What this task involves:
Narrow the data below down to the lines containing "的等差数列".
****************************************
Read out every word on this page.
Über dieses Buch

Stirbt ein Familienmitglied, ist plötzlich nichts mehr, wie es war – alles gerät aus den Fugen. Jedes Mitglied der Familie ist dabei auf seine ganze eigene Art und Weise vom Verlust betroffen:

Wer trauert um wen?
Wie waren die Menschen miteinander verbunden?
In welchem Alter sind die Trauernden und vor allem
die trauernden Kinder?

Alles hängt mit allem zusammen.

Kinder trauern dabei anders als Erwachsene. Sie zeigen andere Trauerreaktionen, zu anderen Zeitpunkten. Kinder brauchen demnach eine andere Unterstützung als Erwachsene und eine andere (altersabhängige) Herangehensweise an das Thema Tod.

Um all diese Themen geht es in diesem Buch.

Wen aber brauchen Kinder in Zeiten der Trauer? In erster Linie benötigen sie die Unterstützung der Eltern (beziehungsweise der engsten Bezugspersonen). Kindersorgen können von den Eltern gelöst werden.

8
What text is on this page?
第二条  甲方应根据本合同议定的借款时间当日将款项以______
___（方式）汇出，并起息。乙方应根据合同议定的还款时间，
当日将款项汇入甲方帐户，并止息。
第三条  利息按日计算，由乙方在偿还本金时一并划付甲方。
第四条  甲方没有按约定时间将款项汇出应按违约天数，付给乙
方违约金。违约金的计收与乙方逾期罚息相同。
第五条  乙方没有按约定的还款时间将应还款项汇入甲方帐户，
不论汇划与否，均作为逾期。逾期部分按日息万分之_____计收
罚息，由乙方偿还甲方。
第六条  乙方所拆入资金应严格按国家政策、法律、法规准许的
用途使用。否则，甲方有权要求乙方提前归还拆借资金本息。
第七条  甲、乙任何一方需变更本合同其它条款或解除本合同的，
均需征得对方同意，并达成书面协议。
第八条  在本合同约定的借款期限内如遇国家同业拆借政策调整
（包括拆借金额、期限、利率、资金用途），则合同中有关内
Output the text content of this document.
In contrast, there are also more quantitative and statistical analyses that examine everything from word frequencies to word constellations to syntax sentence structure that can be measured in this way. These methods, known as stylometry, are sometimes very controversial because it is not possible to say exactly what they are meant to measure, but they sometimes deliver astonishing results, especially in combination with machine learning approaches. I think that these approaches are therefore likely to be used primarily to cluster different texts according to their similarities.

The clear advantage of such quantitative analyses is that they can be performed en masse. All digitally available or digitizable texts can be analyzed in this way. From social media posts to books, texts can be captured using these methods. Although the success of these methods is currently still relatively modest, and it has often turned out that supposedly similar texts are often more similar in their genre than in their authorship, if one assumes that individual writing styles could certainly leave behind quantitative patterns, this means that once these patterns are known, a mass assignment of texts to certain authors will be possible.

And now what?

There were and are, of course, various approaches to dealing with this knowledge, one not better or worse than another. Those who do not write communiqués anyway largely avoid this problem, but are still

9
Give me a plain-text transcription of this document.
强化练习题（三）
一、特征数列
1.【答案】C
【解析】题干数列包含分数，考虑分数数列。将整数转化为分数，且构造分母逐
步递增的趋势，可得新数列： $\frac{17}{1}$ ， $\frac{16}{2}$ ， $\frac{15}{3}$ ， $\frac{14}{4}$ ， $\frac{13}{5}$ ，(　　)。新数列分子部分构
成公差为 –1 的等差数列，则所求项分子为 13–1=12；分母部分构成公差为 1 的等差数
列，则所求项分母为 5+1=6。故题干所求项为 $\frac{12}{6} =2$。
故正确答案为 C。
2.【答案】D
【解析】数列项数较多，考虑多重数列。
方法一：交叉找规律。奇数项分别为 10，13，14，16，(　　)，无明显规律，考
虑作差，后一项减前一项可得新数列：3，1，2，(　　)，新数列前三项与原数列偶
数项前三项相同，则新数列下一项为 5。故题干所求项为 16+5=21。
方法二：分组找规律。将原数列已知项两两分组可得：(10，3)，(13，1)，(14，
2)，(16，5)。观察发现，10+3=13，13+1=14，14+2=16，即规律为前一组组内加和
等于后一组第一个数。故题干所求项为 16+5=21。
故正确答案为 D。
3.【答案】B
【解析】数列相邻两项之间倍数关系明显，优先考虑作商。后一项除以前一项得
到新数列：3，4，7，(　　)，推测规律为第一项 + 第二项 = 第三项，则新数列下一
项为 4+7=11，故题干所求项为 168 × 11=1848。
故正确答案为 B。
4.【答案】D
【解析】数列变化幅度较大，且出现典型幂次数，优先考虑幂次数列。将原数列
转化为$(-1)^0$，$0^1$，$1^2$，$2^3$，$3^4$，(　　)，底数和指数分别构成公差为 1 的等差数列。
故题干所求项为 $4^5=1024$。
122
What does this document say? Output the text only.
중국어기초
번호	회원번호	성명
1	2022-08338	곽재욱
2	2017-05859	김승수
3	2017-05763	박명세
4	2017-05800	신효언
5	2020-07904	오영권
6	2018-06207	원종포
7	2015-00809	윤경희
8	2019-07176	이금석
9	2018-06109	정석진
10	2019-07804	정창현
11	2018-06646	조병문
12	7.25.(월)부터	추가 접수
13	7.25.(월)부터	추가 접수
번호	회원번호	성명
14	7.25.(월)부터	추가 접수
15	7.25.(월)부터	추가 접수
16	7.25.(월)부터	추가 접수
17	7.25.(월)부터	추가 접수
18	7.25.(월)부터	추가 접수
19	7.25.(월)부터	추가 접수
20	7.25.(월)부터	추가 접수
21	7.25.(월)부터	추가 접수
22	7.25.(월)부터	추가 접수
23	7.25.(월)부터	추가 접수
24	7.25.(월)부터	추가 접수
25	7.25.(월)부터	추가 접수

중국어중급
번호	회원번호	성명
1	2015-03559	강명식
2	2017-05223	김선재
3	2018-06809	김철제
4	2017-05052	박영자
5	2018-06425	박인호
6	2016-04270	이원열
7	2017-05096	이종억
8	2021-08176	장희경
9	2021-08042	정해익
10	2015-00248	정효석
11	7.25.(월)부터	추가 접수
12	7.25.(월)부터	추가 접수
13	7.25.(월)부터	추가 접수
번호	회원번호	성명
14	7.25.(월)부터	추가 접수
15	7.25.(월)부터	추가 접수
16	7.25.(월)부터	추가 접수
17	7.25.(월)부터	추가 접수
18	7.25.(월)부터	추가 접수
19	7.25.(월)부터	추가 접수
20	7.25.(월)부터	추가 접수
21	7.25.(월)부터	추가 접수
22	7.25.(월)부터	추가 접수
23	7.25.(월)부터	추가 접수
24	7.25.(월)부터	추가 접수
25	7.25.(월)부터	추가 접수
****************************************
Exercise solution:
成公差为 –1 的等差数列，则所求项分子为 13–1=12；分母部分构成公差为 1 的等差数
转化为$(-1)^0$，$0^1$，$1^2$，$2^3$，$3^4$，(　　)，底数和指数分别构成公差为 1 的等差数列。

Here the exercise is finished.